PASSAGE >>

----------

Parent-children relationship in Elasticsearch on waitingforcode.com

Make links between entities is quite easy in relational databases. And it's not a trivial task in document databases, adapted to less normalized data storage. Elasticsearch is not the exception of this rule but it defines some mechanisms to support parent-children relationship between documents.

This time we'll discover how to handle parent-children relationship in Elasticsearch. Because there are several ways to do that, we'll explain each of them in separated part. The first one will describe the simplest solution - denormalization. The second one will present mapping of nested objects. The last one will show how to use parent-child mapping.

To illustrate the cases we'll take the example of football club and its players. Each club has several players who represent it in league competition. Different players can be in the team in each new season. The sample will contain players representing SC Bastia team in 2000/2001: Eric Durand, Piotr Swierczewski, Frederic Nee and Lilian Nalis.

Denormalization

The first method of relationships organization in Elasticsearch is data denormalization. In other words, instead of joining documents together through a kind of foreign key concept from relational databases, we can put everything together in single documents. Evidently, data is duplicated and more difficult to maintain. But we gain other benefits, such as:

read simplicity: because querying denormalized and related documents doesn't differ from querying normal flat documents, without relations
execution rapidity: each queried document already contains all needed information, so the search engine doesn't need to fetch other documents before returning final results

Among denormalization drawbacks, we can list:

index size: data is duplicated, so index size is bigger.

----------

[Annotated element listings]
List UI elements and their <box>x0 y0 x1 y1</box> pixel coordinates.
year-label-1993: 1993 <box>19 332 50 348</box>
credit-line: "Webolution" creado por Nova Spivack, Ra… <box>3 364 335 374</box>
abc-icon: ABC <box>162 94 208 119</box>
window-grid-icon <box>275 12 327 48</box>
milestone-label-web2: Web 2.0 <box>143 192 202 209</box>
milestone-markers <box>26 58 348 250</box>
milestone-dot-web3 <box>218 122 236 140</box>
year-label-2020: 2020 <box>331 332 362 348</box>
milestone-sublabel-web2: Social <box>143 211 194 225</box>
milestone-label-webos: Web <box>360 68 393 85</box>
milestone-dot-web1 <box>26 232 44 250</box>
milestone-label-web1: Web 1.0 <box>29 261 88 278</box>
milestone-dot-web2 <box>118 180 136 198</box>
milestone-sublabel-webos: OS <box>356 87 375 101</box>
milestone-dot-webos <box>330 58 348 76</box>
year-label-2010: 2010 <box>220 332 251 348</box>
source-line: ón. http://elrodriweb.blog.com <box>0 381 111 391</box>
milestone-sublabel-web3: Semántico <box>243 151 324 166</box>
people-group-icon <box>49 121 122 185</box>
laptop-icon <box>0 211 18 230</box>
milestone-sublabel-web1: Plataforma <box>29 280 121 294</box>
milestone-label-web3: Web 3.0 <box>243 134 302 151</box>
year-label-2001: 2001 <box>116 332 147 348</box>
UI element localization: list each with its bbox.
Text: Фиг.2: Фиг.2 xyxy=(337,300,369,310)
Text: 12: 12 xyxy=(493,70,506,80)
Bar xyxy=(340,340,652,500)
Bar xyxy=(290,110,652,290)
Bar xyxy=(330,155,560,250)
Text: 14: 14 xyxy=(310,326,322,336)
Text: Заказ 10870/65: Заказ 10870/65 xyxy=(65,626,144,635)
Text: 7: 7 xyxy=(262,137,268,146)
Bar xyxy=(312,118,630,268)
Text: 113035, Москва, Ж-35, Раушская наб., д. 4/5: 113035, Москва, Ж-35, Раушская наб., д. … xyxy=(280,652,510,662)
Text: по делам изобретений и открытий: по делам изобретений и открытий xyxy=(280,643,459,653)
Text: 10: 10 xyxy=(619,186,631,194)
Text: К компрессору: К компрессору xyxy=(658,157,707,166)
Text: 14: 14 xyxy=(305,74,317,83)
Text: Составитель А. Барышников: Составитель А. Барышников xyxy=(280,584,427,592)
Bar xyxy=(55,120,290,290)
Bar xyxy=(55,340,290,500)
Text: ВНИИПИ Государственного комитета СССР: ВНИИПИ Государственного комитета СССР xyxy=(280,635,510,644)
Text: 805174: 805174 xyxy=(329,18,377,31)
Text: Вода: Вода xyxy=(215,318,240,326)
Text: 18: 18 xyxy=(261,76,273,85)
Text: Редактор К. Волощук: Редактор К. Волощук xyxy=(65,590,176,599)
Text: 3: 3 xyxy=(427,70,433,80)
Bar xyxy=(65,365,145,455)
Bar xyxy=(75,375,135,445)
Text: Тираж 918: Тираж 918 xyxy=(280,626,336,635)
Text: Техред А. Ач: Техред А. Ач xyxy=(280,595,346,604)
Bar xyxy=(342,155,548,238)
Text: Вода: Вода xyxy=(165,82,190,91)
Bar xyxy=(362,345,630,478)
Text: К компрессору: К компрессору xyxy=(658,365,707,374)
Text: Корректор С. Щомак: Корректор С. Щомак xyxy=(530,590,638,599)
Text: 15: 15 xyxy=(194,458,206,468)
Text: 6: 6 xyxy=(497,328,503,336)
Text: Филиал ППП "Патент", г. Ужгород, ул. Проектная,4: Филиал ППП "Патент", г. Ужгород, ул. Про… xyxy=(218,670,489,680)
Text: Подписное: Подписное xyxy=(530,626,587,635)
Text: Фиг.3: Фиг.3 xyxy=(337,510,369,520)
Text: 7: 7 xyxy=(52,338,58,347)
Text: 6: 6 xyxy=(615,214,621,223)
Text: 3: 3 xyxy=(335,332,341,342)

----------

EXERCISE REQUIREMENTS >> Write out the Elasticsearch passage again in full, word for word. None of the entries are needed here.

WRITTEN RESPONSE >>
Parent-children relationship in Elasticsearch on waitingforcode.com

Make links between entities is quite easy in relational databases. And it's not a trivial task in document databases, adapted to less normalized data storage. Elasticsearch is not the exception of this rule but it defines some mechanisms to support parent-children relationship between documents.

This time we'll discover how to handle parent-children relationship in Elasticsearch. Because there are several ways to do that, we'll explain each of them in separated part. The first one will describe the simplest solution - denormalization. The second one will present mapping of nested objects. The last one will show how to use parent-child mapping.

To illustrate the cases we'll take the example of football club and its players. Each club has several players who represent it in league competition. Different players can be in the team in each new season. The sample will contain players representing SC Bastia team in 2000/2001: Eric Durand, Piotr Swierczewski, Frederic Nee and Lilian Nalis.

Denormalization

The first method of relationships organization in Elasticsearch is data denormalization. In other words, instead of joining documents together through a kind of foreign key concept from relational databases, we can put everything together in single documents. Evidently, data is duplicated and more difficult to maintain. But we gain other benefits, such as:

read simplicity: because querying denormalized and related documents doesn't differ from querying normal flat documents, without relations
execution rapidity: each queried document already contains all needed information, so the search engine doesn't need to fetch other documents before returning final results

Among denormalization drawbacks, we can list:

index size: data is duplicated, so index size is bigger.